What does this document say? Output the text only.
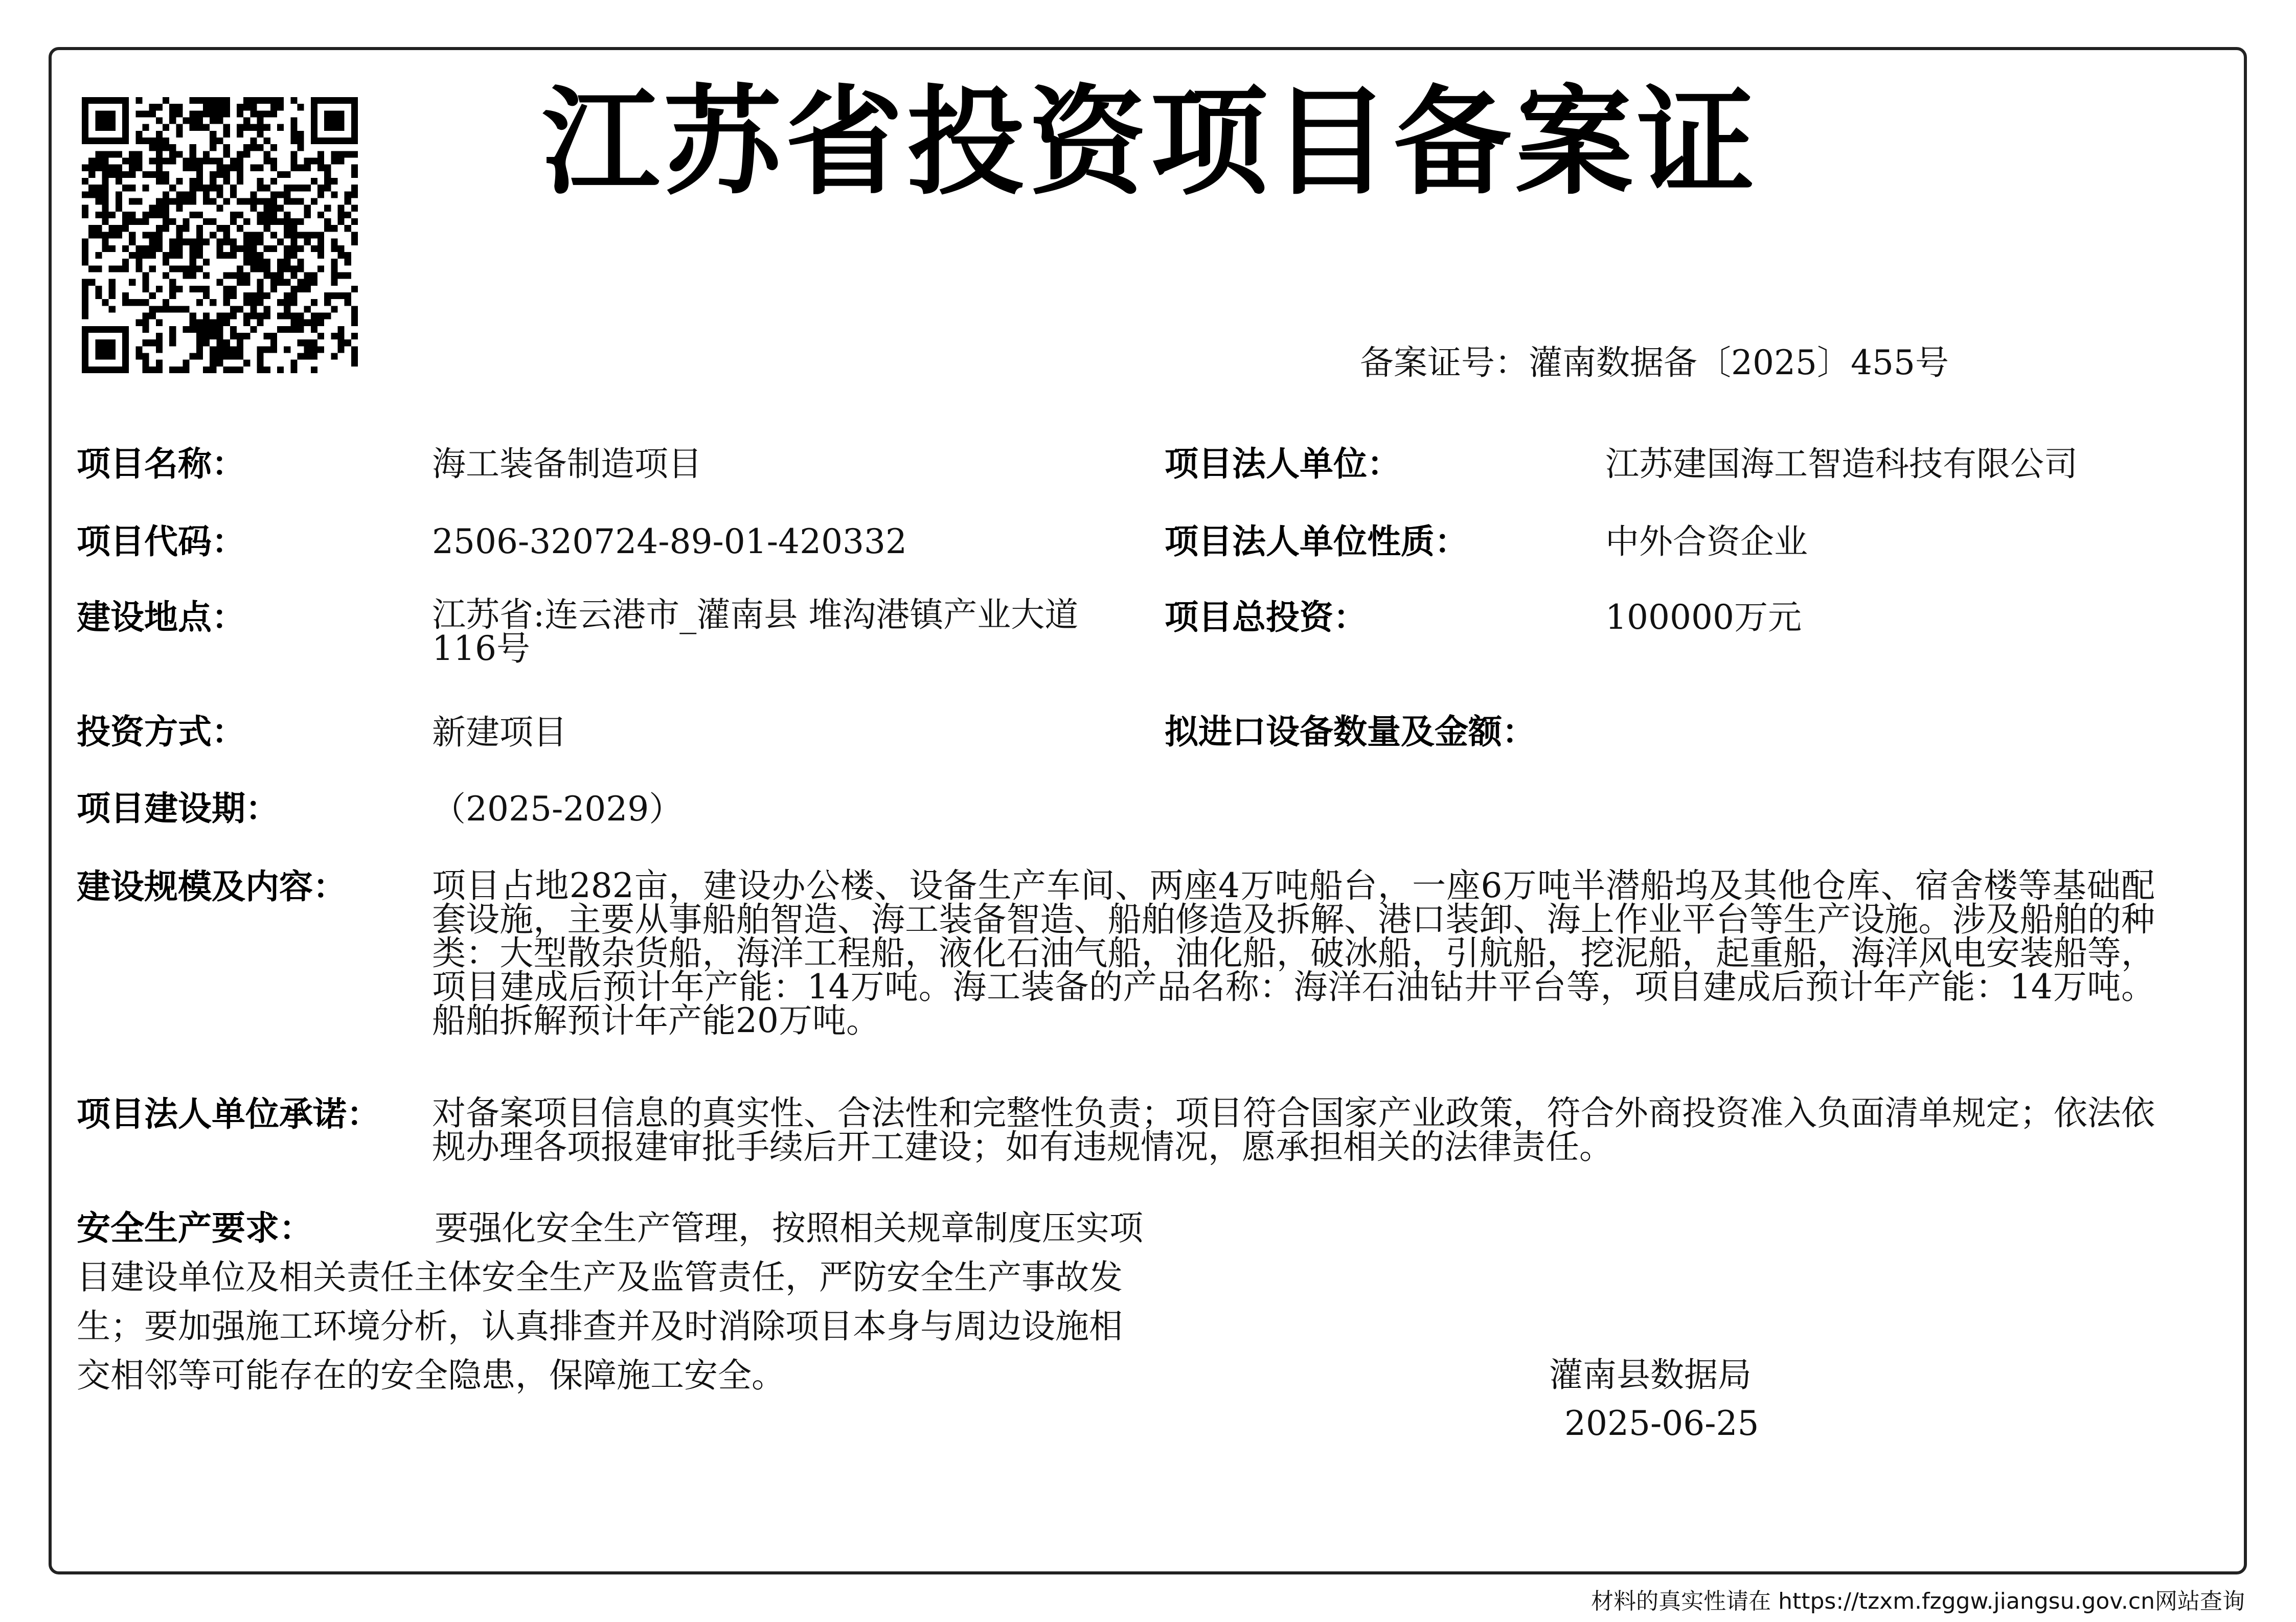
江苏省投资项目备案证
备案证号：灌南数据备〔2025〕455号
项目名称：	海工装备制造项目	项目法人单位：	江苏建国海工智造科技有限公司
项目代码：	2506-320724-89-01-420332	项目法人单位性质：	中外合资企业
建设地点：	江苏省:连云港市_灌南县 堆沟港镇产业大道116号
项目总投资：	100000万元
投资方式：	新建项目	拟进口设备数量及金额：
项目建设期：	（2025-2029）
建设规模及内容：	项目占地282亩，建设办公楼、设备生产车间、两座4万吨船台，一座6万吨半潜船坞及其他仓库、宿舍楼等基础配套设施，主要从事船舶智造、海工装备智造、船舶修造及拆解、港口装卸、海上作业平台等生产设施。涉及船舶的种类：大型散杂货船，海洋工程船，液化石油气船，油化船，破冰船，引航船，挖泥船，起重船，海洋风电安装船等，项目建成后预计年产能：14万吨。海工装备的产品名称：海洋石油钻井平台等，项目建成后预计年产能：14万吨。船舶拆解预计年产能20万吨。
项目法人单位承诺： 对备案项目信息的真实性、合法性和完整性负责；项目符合国家产业政策，符合外商投资准入负面清单规定；依法依规办理各项报建审批手续后开工建设；如有违规情况，愿承担相关的法律责任。
安全生产要求：	要强化安全生产管理，按照相关规章制度压实项目建设单位及相关责任主体安全生产及监管责任，严防安全生产事故发生；要加强施工环境分析，认真排查并及时消除项目本身与周边设施相交相邻等可能存在的安全隐患，保障施工安全。	灌南县数据局
2025-06-25
材料的真实性请在 https://tzxm.fzggw.jiangsu.gov.cn网站查询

→ **WORK TO COMPLETE**: The pictures in the entries should be left out; output everything else exactly.

→ **TASK SOLUTION**:
What does this document say? Output the text only.
江苏省投资项目备案证
备案证号：灌南数据备〔2025〕455号
项目名称：	海工装备制造项目	项目法人单位：	江苏建国海工智造科技有限公司
项目代码：	2506-320724-89-01-420332	项目法人单位性质：	中外合资企业
建设地点：	江苏省:连云港市_灌南县 堆沟港镇产业大道116号
项目总投资：	100000万元
投资方式：	新建项目	拟进口设备数量及金额：
项目建设期：	（2025-2029）
建设规模及内容：	项目占地282亩，建设办公楼、设备生产车间、两座4万吨船台，一座6万吨半潜船坞及其他仓库、宿舍楼等基础配套设施，主要从事船舶智造、海工装备智造、船舶修造及拆解、港口装卸、海上作业平台等生产设施。涉及船舶的种类：大型散杂货船，海洋工程船，液化石油气船，油化船，破冰船，引航船，挖泥船，起重船，海洋风电安装船等，项目建成后预计年产能：14万吨。海工装备的产品名称：海洋石油钻井平台等，项目建成后预计年产能：14万吨。船舶拆解预计年产能20万吨。
项目法人单位承诺： 对备案项目信息的真实性、合法性和完整性负责；项目符合国家产业政策，符合外商投资准入负面清单规定；依法依规办理各项报建审批手续后开工建设；如有违规情况，愿承担相关的法律责任。
安全生产要求：	要强化安全生产管理，按照相关规章制度压实项目建设单位及相关责任主体安全生产及监管责任，严防安全生产事故发生；要加强施工环境分析，认真排查并及时消除项目本身与周边设施相交相邻等可能存在的安全隐患，保障施工安全。	灌南县数据局
2025-06-25
材料的真实性请在 https://tzxm.fzggw.jiangsu.gov.cn网站查询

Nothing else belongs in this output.